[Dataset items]

%%

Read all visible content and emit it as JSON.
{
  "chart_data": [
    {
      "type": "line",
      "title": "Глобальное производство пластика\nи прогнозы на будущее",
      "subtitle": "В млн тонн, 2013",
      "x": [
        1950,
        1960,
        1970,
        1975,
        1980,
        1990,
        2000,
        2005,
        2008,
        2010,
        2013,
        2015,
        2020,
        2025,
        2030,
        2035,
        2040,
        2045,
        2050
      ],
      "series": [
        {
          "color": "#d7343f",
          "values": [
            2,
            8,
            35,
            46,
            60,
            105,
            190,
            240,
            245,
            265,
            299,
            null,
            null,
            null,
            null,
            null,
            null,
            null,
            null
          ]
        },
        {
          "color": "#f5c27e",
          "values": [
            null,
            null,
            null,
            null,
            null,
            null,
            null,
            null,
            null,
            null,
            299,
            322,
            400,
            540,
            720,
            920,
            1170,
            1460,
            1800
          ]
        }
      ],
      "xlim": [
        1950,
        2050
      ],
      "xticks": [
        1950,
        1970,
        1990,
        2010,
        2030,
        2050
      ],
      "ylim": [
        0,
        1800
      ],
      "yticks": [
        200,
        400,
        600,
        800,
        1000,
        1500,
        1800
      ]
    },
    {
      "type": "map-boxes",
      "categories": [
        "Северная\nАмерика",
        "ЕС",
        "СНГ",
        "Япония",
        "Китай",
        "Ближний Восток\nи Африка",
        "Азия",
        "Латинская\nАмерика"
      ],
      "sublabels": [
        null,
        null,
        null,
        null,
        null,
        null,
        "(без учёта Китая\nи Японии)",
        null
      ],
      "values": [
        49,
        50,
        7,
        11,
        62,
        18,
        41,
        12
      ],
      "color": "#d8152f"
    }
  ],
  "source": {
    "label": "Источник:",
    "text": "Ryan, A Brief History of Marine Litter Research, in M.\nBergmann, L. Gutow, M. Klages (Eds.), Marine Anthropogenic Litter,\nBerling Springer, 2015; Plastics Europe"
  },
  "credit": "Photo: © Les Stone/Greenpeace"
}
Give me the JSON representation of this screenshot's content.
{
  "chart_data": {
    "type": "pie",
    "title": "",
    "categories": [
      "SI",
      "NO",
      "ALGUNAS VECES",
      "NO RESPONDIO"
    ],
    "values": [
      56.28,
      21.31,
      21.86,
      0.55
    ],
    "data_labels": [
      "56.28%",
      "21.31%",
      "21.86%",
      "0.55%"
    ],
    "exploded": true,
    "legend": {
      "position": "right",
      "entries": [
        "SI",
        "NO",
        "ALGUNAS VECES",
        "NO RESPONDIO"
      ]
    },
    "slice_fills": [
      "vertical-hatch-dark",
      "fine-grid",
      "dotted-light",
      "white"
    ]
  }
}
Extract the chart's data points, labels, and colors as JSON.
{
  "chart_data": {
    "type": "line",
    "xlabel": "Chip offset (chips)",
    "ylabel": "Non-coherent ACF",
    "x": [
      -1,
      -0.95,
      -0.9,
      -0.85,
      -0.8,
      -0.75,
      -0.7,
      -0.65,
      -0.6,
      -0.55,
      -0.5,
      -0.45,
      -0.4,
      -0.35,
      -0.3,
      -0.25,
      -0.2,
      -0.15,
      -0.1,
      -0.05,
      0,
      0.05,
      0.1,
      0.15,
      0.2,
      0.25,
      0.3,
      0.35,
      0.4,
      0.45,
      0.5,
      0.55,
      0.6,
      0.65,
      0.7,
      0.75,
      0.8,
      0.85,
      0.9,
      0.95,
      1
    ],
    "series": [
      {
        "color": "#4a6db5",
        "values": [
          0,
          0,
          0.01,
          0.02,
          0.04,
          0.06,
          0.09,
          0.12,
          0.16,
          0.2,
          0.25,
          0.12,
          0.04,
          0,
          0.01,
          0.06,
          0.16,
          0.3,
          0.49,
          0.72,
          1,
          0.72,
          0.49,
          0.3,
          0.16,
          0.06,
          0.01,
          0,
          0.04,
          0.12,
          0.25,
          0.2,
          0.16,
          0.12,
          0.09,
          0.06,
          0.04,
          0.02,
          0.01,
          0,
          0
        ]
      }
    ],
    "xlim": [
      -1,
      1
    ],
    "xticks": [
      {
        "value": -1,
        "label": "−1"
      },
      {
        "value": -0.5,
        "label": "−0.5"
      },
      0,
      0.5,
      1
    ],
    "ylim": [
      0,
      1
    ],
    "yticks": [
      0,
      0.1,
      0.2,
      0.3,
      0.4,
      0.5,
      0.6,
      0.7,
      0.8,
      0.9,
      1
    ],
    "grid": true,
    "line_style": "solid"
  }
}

%%

__Aim of the task__. Pull out all lines from the entries above that include the word "values".

__Answer to the task__.
          "values": [
          "values": [
      "values": [
    "values": [
        "values": [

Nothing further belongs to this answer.